DIRECTIONS FOR THIS TASK: Search the listing for the string "School" and copy every line that contains it.

ENTRIES:
-------
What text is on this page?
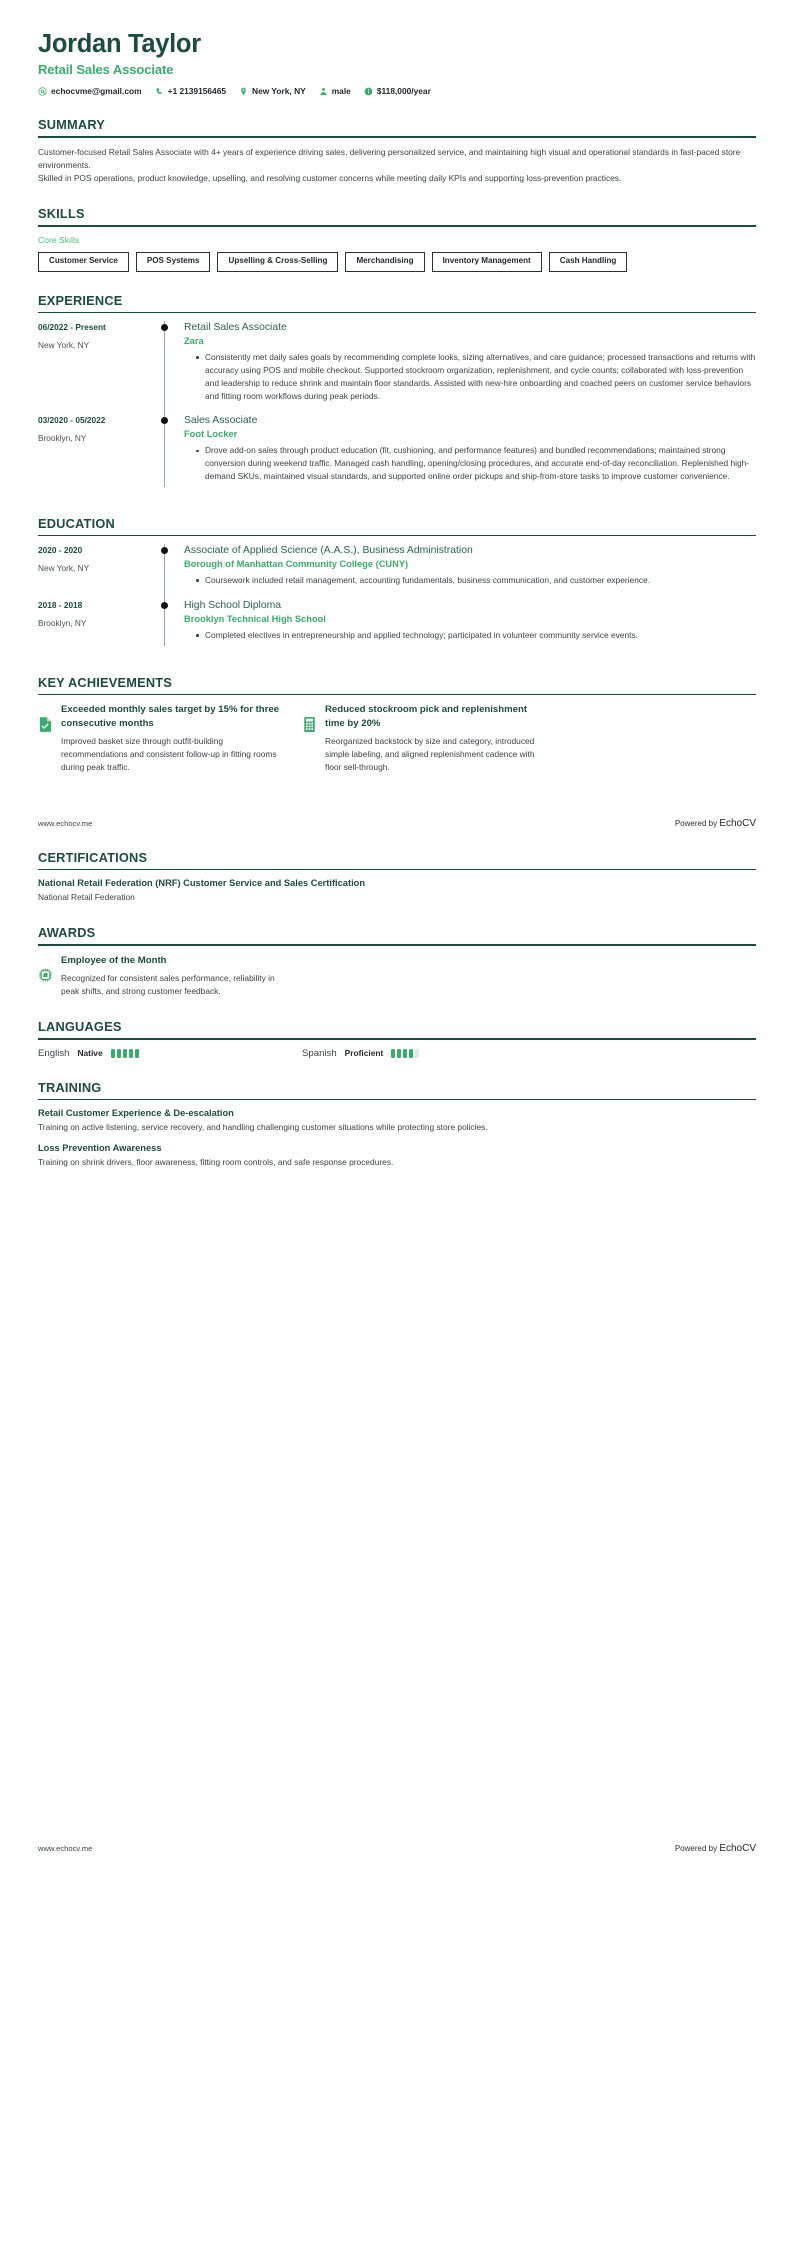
Jordan Taylor
Retail Sales Associate
echocvme@gmail.com	+1 2139156465	New York, NY	male	$118,000/year
SUMMARY

Customer-focused Retail Sales Associate with 4+ years of experience driving sales, delivering personalized service, and maintaining high visual and operational standards in fast-paced store environments.

Skilled in POS operations, product knowledge, upselling, and resolving customer concerns while meeting daily KPIs and supporting loss-prevention practices.

SKILLS
Core Skills
Customer Service	POS Systems	Upselling & Cross-Selling	Merchandising	Inventory Management	Cash Handling
EXPERIENCE
06/2022 - Present
New York, NY
Retail Sales Associate
Zara
Consistently met daily sales goals by recommending complete looks, sizing alternatives, and care guidance; processed transactions and returns with accuracy using POS and mobile checkout. Supported stockroom organization, replenishment, and cycle counts; collaborated with loss-prevention and leadership to reduce shrink and maintain floor standards. Assisted with new-hire onboarding and coached peers on customer service behaviors and fitting room workflows during peak periods.
03/2020 - 05/2022
Brooklyn, NY
Sales Associate
Foot Locker
Drove add-on sales through product education (fit, cushioning, and performance features) and bundled recommendations; maintained strong conversion during weekend traffic. Managed cash handling, opening/closing procedures, and accurate end-of-day reconciliation. Replenished high-demand SKUs, maintained visual standards, and supported online order pickups and ship-from-store tasks to improve customer convenience.
EDUCATION
2020 - 2020
New York, NY
Associate of Applied Science (A.A.S.), Business Administration
Borough of Manhattan Community College (CUNY)
Coursework included retail management, accounting fundamentals, business communication, and customer experience.
2018 - 2018
Brooklyn, NY
High School Diploma
Brooklyn Technical High School
Completed electives in entrepreneurship and applied technology; participated in volunteer community service events.
KEY ACHIEVEMENTS
Exceeded monthly sales target by 15% for three consecutive months
Improved basket size through outfit-building recommendations and consistent follow-up in fitting rooms during peak traffic.
Reduced stockroom pick and replenishment time by 20%
Reorganized backstock by size and category, introduced simple labeling, and aligned replenishment cadence with floor sell-through.
www.echocv.me	Powered by EchoCV
CERTIFICATIONS
National Retail Federation (NRF) Customer Service and Sales Certification
National Retail Federation
AWARDS
Employee of the Month
Recognized for consistent sales performance, reliability in peak shifts, and strong customer feedback.
LANGUAGES
English Native	Spanish Proficient
TRAINING
Retail Customer Experience & De-escalation
Training on active listening, service recovery, and handling challenging customer situations while protecting store policies.
Loss Prevention Awareness
Training on shrink drivers, floor awareness, fitting room controls, and safe response procedures.
www.echocv.me	Powered by EchoCV
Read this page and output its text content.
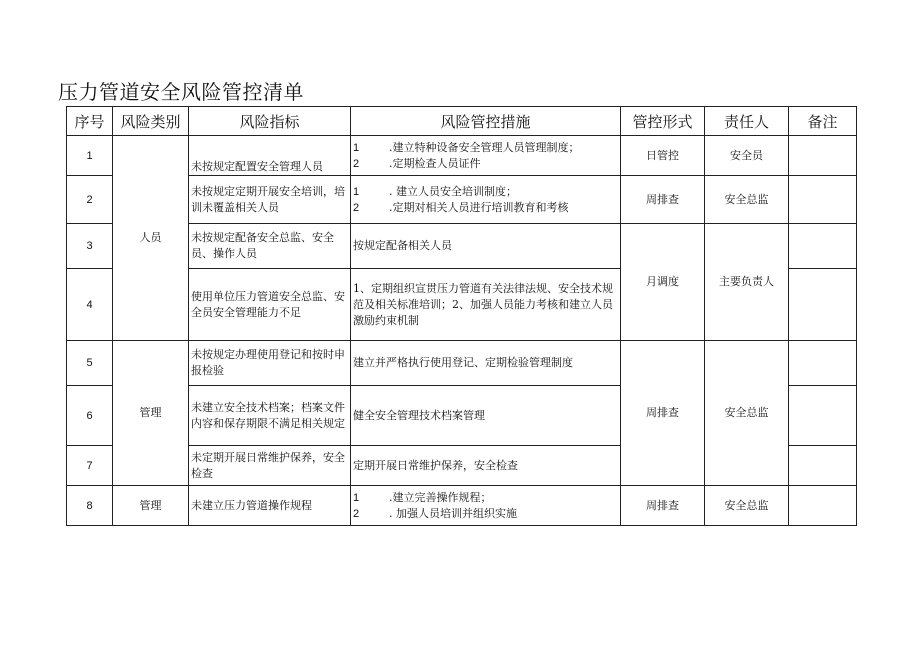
压力管道安全风险管控清单
序号	风险类别	风险指标	风险管控措施	管控形式	责任人	备注
1	人员	未按规定配置安全管理人员	1 .建立特种设备安全管理人员管理制度；
2 .定期检查人员证件	日管控	安全员	
2		未按规定定期开展安全培训，培训未覆盖相关人员	1 . 建立人员安全培训制度；
2 .定期对相关人员进行培训教育和考核	周排查	安全总监	
3		未按规定配备安全总监、安全员、操作人员	按规定配备相关人员	月调度	主要负责人	
4		使用单位压力管道安全总监、安全员安全管理能力不足	1、定期组织宣贯压力管道有关法律法规、安全技术规范及相关标准培训；2、加强人员能力考核和建立人员激励约束机制			
5	管理	未按规定办理使用登记和按时申报检验	建立并严格执行使用登记、定期检验管理制度	周排查	安全总监	
6		未建立安全技术档案；档案文件内容和保存期限不满足相关规定	健全安全管理技术档案管理			
7		未定期开展日常维护保养，安全检查	定期开展日常维护保养，安全检查			
8	管理	未建立压力管道操作规程	1 .建立完善操作规程；
2 . 加强人员培训并组织实施	周排查	安全总监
-------
THE REPLY:
High School Diploma
Brooklyn Technical High School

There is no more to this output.